▶ _Work to complete_:
A – Render this sentence from the album review into Spanish: "One time through Speed of Live has me convinced that they are one of the best psych/retro rock bands playing today."
B – Using the album review, answer each question briefly.
(i) For how long has the reviewer been a fan of The Grip Weeds?
(ii) Which two words does the reviewer use for what the music of "the same people" should not be?
(iii) Which song opens Speed of Live?
C – Pick up the album review of Speed of Live after its final sentence and carry it on in the same voice.

▶ _Supplied text_:
┌────────

Historical Archives

Review Archives

Table of Contents


Album Review

Speed of Live

Please. Would someone please tell me why The Grip Weeds are not riding the top of whatever substitutes for charts these days? I've been a Grip Weeds fan for a few years now and I tell people about these guys and a glaze comes over their eyes and they change the subject. I don't get it. These are the same people who say they are looking for music like it used to be, music that isn't bieber-ized or auto-tuned and yet when I point to the obvious, they shut down. Little do they know that when they shut out The Grip Weeds, they're shutting out a band which could jumpstart just about any hippies' memories of the past. For myself, it jumpstarts memories of Brit Rock, jangly twelve-strings, spacey harmonies, psychedelia and a whole lot more.

If The Grip Weeds were not already one of my favorite bands, they would be now. One time through Speed of Live has me convinced that they are one of the best psych/retro rock bands playing today. They have a sense of the past without falling into the trap so many retro bands do--- excluding all but the retro. Seriously. We don't need bands which copy sixties or seventies psych note for note nor do we need a rehash of all that once was. What we need is refreshing modern day music with those roots we all love. The Weeds give us that here, in spades, starting with a crunching rocker, Every Minute. It's the perfect opener. After listening to this album numerous times, I think it might be the perfect opener to an almost perfect album. It's not really psych, but it's loud and solid, powering its way into your consciousness before you can resist.

└────────

▶ _Excerpted records_:
┌────────

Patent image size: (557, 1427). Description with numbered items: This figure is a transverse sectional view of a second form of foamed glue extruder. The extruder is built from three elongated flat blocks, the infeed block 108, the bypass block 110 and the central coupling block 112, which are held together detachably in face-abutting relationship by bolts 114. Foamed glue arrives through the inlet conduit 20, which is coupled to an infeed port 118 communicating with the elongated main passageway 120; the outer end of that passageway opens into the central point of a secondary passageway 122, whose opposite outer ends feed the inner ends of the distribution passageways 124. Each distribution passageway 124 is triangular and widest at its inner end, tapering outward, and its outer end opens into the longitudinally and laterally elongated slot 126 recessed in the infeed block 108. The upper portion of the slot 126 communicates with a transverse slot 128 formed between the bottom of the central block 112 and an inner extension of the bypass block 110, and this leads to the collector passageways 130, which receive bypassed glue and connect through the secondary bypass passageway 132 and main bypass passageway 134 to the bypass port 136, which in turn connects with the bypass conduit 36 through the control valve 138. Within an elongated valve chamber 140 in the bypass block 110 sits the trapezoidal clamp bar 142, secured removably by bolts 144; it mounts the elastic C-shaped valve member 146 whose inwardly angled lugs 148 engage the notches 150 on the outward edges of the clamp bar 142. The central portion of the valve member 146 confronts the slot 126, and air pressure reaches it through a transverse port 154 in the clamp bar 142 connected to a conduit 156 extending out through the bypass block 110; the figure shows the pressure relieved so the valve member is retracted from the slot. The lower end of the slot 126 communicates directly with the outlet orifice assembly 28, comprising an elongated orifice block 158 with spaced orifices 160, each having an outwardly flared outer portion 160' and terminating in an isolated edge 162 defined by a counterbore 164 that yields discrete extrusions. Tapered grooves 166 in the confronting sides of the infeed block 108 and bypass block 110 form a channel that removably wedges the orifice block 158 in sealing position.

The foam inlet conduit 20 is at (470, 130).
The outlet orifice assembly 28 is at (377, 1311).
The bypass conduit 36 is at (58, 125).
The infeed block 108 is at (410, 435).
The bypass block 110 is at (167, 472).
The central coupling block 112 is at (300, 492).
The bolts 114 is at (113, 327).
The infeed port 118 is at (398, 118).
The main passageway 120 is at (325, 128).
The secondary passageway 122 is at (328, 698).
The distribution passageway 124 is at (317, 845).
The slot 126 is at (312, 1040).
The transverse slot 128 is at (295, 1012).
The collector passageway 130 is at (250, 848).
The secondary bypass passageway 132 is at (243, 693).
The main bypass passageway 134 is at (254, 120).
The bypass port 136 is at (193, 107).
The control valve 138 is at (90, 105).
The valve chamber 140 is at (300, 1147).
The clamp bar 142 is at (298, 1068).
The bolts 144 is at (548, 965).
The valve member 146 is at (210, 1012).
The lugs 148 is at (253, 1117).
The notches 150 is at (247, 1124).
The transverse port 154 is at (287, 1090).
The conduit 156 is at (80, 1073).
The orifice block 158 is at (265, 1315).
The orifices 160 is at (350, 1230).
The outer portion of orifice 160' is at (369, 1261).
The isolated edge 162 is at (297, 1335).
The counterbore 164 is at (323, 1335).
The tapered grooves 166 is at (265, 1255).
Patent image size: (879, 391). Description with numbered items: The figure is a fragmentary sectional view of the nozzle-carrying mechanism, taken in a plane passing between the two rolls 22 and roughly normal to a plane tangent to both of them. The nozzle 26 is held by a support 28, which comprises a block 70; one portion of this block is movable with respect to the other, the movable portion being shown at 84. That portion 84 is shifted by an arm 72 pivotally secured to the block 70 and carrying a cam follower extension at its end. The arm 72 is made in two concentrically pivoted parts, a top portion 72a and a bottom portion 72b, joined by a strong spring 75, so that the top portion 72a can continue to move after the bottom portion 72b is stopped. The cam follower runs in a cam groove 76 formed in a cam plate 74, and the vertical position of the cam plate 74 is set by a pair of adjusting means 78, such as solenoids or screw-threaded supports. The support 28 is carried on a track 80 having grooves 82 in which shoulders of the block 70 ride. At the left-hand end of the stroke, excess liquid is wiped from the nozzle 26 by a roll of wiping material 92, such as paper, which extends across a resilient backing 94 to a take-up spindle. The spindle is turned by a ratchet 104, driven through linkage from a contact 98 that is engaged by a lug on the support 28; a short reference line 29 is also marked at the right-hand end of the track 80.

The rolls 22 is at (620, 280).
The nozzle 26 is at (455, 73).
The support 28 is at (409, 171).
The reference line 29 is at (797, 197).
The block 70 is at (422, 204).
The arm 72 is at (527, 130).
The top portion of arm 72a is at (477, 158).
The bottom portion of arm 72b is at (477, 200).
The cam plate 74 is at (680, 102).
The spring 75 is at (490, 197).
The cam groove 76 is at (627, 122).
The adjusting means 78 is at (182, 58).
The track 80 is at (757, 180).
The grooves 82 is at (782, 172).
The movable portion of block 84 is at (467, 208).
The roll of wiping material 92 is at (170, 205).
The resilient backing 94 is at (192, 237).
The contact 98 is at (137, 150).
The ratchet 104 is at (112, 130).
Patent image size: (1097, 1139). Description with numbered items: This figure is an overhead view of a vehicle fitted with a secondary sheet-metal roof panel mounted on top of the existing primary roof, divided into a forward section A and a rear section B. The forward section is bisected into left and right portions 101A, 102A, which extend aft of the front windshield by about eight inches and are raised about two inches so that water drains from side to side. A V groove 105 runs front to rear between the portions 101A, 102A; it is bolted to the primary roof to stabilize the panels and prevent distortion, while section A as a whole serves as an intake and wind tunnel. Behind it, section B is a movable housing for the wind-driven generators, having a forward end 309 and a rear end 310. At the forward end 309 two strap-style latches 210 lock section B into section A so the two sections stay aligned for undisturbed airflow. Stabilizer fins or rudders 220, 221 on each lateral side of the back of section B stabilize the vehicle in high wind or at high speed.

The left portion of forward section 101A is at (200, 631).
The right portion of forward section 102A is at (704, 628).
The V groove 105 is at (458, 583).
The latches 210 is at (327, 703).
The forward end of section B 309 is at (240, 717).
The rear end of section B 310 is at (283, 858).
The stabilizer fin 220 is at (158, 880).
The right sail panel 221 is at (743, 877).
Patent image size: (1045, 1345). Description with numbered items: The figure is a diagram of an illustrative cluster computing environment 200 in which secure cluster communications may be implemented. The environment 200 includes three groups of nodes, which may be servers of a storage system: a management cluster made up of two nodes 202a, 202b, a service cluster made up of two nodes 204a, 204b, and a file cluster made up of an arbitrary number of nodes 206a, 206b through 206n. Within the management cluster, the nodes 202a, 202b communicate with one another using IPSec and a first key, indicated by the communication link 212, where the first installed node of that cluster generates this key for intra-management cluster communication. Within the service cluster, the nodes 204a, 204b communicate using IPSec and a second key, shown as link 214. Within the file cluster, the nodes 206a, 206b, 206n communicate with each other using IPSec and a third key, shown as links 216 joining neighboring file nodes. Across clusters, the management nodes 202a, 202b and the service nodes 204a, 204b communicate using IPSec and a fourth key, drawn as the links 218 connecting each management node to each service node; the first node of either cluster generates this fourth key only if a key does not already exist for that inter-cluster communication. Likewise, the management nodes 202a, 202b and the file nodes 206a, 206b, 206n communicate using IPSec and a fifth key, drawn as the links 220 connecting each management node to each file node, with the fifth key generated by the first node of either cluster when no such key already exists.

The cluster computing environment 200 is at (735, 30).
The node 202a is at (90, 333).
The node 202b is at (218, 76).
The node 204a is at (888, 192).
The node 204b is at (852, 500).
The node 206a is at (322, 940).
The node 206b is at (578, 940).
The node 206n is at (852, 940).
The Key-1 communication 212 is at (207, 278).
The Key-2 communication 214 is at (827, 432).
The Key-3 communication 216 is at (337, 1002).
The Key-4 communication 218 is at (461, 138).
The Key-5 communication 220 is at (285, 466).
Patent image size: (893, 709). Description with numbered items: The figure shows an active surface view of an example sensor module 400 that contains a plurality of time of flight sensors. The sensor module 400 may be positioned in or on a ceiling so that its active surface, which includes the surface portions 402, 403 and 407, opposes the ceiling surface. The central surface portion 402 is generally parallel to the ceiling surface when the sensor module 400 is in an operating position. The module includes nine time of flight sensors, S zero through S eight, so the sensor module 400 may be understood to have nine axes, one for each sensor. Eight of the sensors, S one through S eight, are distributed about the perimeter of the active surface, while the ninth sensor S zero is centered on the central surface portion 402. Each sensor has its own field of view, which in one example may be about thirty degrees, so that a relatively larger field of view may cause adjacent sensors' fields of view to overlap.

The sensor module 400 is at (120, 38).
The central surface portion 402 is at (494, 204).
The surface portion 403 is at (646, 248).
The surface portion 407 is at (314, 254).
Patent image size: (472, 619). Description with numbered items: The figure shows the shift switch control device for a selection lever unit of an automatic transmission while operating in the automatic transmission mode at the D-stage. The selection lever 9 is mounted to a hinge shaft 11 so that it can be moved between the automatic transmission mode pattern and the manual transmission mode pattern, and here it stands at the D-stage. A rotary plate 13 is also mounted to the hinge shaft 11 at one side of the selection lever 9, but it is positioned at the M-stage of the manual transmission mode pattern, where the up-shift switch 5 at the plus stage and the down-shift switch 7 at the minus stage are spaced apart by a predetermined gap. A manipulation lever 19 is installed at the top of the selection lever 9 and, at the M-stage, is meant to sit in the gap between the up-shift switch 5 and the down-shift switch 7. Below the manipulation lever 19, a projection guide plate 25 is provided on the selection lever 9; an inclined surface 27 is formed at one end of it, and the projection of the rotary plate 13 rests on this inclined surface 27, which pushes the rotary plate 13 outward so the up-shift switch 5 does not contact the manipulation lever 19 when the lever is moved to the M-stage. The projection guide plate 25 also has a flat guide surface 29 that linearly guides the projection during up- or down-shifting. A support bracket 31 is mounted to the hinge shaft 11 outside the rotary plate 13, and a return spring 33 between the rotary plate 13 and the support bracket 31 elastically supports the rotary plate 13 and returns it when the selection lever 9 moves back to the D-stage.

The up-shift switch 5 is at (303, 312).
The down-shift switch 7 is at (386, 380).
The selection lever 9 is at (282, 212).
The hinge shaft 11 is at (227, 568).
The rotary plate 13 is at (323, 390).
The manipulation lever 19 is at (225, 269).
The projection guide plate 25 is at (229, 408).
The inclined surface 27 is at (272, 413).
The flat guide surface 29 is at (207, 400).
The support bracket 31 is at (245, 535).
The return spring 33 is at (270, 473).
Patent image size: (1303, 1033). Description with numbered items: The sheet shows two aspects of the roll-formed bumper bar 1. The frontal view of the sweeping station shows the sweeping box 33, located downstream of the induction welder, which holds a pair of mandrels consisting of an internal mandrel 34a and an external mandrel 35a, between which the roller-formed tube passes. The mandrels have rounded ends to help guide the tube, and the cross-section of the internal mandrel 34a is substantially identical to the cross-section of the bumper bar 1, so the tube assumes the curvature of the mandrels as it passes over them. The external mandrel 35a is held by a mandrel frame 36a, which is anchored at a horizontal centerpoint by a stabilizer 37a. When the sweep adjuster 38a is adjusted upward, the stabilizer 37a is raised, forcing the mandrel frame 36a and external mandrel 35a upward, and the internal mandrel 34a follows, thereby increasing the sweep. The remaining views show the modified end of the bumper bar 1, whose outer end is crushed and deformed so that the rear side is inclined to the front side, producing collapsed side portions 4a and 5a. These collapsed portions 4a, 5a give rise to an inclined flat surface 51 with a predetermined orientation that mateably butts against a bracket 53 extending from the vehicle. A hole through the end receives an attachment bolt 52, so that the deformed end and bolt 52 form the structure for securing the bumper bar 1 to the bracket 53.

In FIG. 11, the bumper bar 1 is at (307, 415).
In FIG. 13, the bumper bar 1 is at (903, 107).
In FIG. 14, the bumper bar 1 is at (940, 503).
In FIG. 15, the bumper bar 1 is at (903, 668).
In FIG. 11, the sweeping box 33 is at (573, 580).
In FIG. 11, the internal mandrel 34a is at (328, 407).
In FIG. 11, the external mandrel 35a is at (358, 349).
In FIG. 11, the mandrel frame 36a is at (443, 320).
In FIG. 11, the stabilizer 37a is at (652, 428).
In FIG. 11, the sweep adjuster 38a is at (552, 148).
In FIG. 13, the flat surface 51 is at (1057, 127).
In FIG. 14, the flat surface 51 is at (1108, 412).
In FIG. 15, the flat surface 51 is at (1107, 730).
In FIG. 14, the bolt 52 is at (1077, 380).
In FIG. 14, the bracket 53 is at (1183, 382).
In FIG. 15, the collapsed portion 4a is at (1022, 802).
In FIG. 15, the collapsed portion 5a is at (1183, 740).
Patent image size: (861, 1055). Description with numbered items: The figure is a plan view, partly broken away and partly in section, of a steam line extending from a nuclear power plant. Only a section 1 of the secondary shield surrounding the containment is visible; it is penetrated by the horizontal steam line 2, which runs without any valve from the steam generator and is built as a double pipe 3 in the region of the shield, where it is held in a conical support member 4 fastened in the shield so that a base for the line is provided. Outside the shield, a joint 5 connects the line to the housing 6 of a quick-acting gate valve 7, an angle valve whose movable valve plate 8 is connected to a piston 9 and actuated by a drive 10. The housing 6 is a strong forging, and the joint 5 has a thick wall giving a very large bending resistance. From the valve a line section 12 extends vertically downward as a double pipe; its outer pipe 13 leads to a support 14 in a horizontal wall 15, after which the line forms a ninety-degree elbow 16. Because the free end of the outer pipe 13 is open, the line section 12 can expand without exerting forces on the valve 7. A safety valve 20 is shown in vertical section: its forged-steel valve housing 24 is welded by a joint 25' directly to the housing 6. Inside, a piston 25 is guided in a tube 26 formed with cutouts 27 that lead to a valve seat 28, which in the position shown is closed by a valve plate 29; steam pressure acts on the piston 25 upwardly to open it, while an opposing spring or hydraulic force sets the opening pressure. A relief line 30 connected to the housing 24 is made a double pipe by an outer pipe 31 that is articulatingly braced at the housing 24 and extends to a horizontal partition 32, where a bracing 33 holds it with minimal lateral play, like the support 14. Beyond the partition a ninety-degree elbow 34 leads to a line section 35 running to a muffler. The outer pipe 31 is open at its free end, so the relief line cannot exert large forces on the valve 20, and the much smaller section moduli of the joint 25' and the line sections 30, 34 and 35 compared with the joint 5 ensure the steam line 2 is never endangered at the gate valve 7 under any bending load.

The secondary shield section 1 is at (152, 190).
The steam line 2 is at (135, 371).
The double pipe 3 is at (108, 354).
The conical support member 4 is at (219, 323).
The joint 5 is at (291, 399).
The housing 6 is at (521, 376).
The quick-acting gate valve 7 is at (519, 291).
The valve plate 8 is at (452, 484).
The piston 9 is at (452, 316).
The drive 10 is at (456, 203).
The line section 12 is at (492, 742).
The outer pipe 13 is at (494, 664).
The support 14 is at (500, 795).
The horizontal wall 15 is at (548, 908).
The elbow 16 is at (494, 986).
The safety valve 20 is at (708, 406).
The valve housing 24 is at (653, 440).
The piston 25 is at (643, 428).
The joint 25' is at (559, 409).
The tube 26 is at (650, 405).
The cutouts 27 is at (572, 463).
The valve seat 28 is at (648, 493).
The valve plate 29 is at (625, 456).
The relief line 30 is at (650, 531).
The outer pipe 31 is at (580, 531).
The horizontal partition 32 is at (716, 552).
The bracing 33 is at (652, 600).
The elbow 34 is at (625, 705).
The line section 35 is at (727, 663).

└────────

▶ _Answers for the tasks_:
A – Una sola escucha de Speed of Live me ha convencido de que son una de las mejores bandas de rock psicodélico/retro que tocan hoy en día.

B –
(i) A few years.
(ii) Bieber-ized and auto-tuned.
(iii) Every Minute.

C –
A lot of what is on this album is not really psych, if you want to get technical. It is rock--- crunchy sixties-edged rock with just enough of everything needed to make it exciting but not overbearing. Crunchy guitar, both rhythm and lead--- check. Power drumming--- check. First-rate vocals, lead and harmonies--- check. You couldn't ask for much more.

When they do enter the psych mode, though, they do it with confidence and a vengeance. The vocals on Strange Change Machine, for instance, which scream everything from Strawberry Alarm Clock to The Fifth Dimension. The odd chord structure of Speed of Life. The speed-driven cover of Rock n Roll Star. The San Francisco-influenced Sun Ra Ga. And the song which convinced me years ago that The Grip Weeds were worth their weight in incense: Astral Man. (Watch video here)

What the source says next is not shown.